____ SUPPLIED MATERIAL
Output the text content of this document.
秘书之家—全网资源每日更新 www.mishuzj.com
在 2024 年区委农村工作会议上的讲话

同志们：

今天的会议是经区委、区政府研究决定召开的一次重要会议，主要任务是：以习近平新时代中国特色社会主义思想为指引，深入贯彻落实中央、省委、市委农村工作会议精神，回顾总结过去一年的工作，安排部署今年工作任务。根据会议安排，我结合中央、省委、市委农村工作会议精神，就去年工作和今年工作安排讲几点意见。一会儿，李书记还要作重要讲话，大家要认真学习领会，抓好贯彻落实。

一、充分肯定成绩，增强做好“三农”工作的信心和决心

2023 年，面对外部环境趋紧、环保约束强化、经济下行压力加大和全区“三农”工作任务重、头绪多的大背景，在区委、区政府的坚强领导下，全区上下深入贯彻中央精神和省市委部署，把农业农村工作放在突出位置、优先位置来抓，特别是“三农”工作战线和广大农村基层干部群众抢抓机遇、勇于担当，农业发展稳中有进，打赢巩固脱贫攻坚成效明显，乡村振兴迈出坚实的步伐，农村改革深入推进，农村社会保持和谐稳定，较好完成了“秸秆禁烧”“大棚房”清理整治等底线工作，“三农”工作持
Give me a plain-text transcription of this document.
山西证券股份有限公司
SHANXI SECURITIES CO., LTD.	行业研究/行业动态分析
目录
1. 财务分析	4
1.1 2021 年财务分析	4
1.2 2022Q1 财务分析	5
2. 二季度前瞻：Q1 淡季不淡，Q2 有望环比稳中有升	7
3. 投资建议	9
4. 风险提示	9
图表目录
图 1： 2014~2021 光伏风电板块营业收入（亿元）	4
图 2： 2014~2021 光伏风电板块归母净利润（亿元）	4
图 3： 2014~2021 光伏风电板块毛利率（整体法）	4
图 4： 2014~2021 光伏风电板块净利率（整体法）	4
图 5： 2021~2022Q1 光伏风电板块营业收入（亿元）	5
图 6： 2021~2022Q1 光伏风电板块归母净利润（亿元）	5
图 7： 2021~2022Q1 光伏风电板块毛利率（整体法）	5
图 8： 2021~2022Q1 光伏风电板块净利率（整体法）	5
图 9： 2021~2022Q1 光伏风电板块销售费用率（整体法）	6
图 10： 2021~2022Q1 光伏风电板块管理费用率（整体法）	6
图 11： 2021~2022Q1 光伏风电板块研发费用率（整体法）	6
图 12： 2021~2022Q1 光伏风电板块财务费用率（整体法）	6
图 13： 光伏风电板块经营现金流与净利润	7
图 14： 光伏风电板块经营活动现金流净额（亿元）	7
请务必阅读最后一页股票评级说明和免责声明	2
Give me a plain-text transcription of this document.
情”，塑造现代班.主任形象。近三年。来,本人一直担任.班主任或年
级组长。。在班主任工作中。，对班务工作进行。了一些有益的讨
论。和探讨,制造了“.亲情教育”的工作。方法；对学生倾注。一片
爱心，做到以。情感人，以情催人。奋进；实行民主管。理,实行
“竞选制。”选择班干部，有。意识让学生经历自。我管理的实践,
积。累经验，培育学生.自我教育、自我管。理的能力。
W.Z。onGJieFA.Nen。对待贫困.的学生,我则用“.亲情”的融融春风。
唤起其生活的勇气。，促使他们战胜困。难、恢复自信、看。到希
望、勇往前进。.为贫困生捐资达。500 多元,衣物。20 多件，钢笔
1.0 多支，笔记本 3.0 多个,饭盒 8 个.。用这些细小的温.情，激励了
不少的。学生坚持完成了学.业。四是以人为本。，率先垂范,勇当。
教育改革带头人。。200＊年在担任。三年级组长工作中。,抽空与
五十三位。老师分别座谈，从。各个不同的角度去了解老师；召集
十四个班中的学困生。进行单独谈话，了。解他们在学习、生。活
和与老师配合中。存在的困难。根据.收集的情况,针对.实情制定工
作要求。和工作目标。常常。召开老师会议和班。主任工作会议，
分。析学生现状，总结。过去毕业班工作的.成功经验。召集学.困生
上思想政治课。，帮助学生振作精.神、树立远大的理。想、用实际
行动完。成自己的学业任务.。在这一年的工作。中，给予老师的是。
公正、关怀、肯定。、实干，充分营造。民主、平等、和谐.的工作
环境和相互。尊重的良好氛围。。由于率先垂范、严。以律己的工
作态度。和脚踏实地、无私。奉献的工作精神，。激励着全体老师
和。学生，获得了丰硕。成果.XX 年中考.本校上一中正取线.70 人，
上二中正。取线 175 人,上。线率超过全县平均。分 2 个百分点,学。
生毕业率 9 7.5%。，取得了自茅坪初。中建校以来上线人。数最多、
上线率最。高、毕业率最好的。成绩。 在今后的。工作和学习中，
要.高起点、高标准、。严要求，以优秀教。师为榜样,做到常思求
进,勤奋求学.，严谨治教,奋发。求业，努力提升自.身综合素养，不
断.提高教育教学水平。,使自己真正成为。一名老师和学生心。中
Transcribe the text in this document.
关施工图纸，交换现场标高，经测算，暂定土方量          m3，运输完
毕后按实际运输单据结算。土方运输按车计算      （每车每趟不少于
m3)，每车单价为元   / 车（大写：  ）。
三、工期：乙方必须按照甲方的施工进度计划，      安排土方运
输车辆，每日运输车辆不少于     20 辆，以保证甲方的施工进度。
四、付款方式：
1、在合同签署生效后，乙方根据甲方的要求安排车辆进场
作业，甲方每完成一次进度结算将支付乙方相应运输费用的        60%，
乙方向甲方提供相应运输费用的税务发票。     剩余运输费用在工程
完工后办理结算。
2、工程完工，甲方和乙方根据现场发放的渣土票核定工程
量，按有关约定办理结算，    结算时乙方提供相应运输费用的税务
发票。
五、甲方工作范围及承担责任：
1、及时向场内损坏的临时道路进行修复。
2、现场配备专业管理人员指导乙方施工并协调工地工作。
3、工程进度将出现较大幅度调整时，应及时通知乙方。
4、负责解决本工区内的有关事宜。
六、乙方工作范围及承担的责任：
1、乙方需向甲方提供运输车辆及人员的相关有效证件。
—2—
________
Extract the listing in its entirety, matching it exactly.

Output the text content of this document.
秘书之家—全网资源每日更新 www.mishuzj.com
在 2024 年区委农村工作会议上的讲话

同志们：

今天的会议是经区委、区政府研究决定召开的一次重要会议，主要任务是：以习近平新时代中国特色社会主义思想为指引，深入贯彻落实中央、省委、市委农村工作会议精神，回顾总结过去一年的工作，安排部署今年工作任务。根据会议安排，我结合中央、省委、市委农村工作会议精神，就去年工作和今年工作安排讲几点意见。一会儿，李书记还要作重要讲话，大家要认真学习领会，抓好贯彻落实。

一、充分肯定成绩，增强做好“三农”工作的信心和决心

2023 年，面对外部环境趋紧、环保约束强化、经济下行压力加大和全区“三农”工作任务重、头绪多的大背景，在区委、区政府的坚强领导下，全区上下深入贯彻中央精神和省市委部署，把农业农村工作放在突出位置、优先位置来抓，特别是“三农”工作战线和广大农村基层干部群众抢抓机遇、勇于担当，农业发展稳中有进，打赢巩固脱贫攻坚成效明显，乡村振兴迈出坚实的步伐，农村改革深入推进，农村社会保持和谐稳定，较好完成了“秸秆禁烧”“大棚房”清理整治等底线工作，“三农”工作持
Give me a plain-text transcription of this document.
山西证券股份有限公司
SHANXI SECURITIES CO., LTD.	行业研究/行业动态分析
目录
1. 财务分析	4
1.1 2021 年财务分析	4
1.2 2022Q1 财务分析	5
2. 二季度前瞻：Q1 淡季不淡，Q2 有望环比稳中有升	7
3. 投资建议	9
4. 风险提示	9
图表目录
图 1： 2014~2021 光伏风电板块营业收入（亿元）	4
图 2： 2014~2021 光伏风电板块归母净利润（亿元）	4
图 3： 2014~2021 光伏风电板块毛利率（整体法）	4
图 4： 2014~2021 光伏风电板块净利率（整体法）	4
图 5： 2021~2022Q1 光伏风电板块营业收入（亿元）	5
图 6： 2021~2022Q1 光伏风电板块归母净利润（亿元）	5
图 7： 2021~2022Q1 光伏风电板块毛利率（整体法）	5
图 8： 2021~2022Q1 光伏风电板块净利率（整体法）	5
图 9： 2021~2022Q1 光伏风电板块销售费用率（整体法）	6
图 10： 2021~2022Q1 光伏风电板块管理费用率（整体法）	6
图 11： 2021~2022Q1 光伏风电板块研发费用率（整体法）	6
图 12： 2021~2022Q1 光伏风电板块财务费用率（整体法）	6
图 13： 光伏风电板块经营现金流与净利润	7
图 14： 光伏风电板块经营活动现金流净额（亿元）	7
请务必阅读最后一页股票评级说明和免责声明	2
Give me a plain-text transcription of this document.
情”，塑造现代班.主任形象。近三年。来,本人一直担任.班主任或年
级组长。。在班主任工作中。，对班务工作进行。了一些有益的讨
论。和探讨,制造了“.亲情教育”的工作。方法；对学生倾注。一片
爱心，做到以。情感人，以情催人。奋进；实行民主管。理,实行
“竞选制。”选择班干部，有。意识让学生经历自。我管理的实践,
积。累经验，培育学生.自我教育、自我管。理的能力。
W.Z。onGJieFA.Nen。对待贫困.的学生,我则用“.亲情”的融融春风。
唤起其生活的勇气。，促使他们战胜困。难、恢复自信、看。到希
望、勇往前进。.为贫困生捐资达。500 多元,衣物。20 多件，钢笔
1.0 多支，笔记本 3.0 多个,饭盒 8 个.。用这些细小的温.情，激励了
不少的。学生坚持完成了学.业。四是以人为本。，率先垂范,勇当。
教育改革带头人。。200＊年在担任。三年级组长工作中。,抽空与
五十三位。老师分别座谈，从。各个不同的角度去了解老师；召集
十四个班中的学困生。进行单独谈话，了。解他们在学习、生。活
和与老师配合中。存在的困难。根据.收集的情况,针对.实情制定工
作要求。和工作目标。常常。召开老师会议和班。主任工作会议，
分。析学生现状，总结。过去毕业班工作的.成功经验。召集学.困生
上思想政治课。，帮助学生振作精.神、树立远大的理。想、用实际
行动完。成自己的学业任务.。在这一年的工作。中，给予老师的是。
公正、关怀、肯定。、实干，充分营造。民主、平等、和谐.的工作
环境和相互。尊重的良好氛围。。由于率先垂范、严。以律己的工
作态度。和脚踏实地、无私。奉献的工作精神，。激励着全体老师
和。学生，获得了丰硕。成果.XX 年中考.本校上一中正取线.70 人，
上二中正。取线 175 人,上。线率超过全县平均。分 2 个百分点,学。
生毕业率 9 7.5%。，取得了自茅坪初。中建校以来上线人。数最多、
上线率最。高、毕业率最好的。成绩。 在今后的。工作和学习中，
要.高起点、高标准、。严要求，以优秀教。师为榜样,做到常思求
进,勤奋求学.，严谨治教,奋发。求业，努力提升自.身综合素养，不
断.提高教育教学水平。,使自己真正成为。一名老师和学生心。中
Transcribe the text in this document.
关施工图纸，交换现场标高，经测算，暂定土方量          m3，运输完
毕后按实际运输单据结算。土方运输按车计算      （每车每趟不少于
m3)，每车单价为元   / 车（大写：  ）。
三、工期：乙方必须按照甲方的施工进度计划，      安排土方运
输车辆，每日运输车辆不少于     20 辆，以保证甲方的施工进度。
四、付款方式：
1、在合同签署生效后，乙方根据甲方的要求安排车辆进场
作业，甲方每完成一次进度结算将支付乙方相应运输费用的        60%，
乙方向甲方提供相应运输费用的税务发票。     剩余运输费用在工程
完工后办理结算。
2、工程完工，甲方和乙方根据现场发放的渣土票核定工程
量，按有关约定办理结算，    结算时乙方提供相应运输费用的税务
发票。
五、甲方工作范围及承担责任：
1、及时向场内损坏的临时道路进行修复。
2、现场配备专业管理人员指导乙方施工并协调工地工作。
3、工程进度将出现较大幅度调整时，应及时通知乙方。
4、负责解决本工区内的有关事宜。
六、乙方工作范围及承担的责任：
1、乙方需向甲方提供运输车辆及人员的相关有效证件。
—2—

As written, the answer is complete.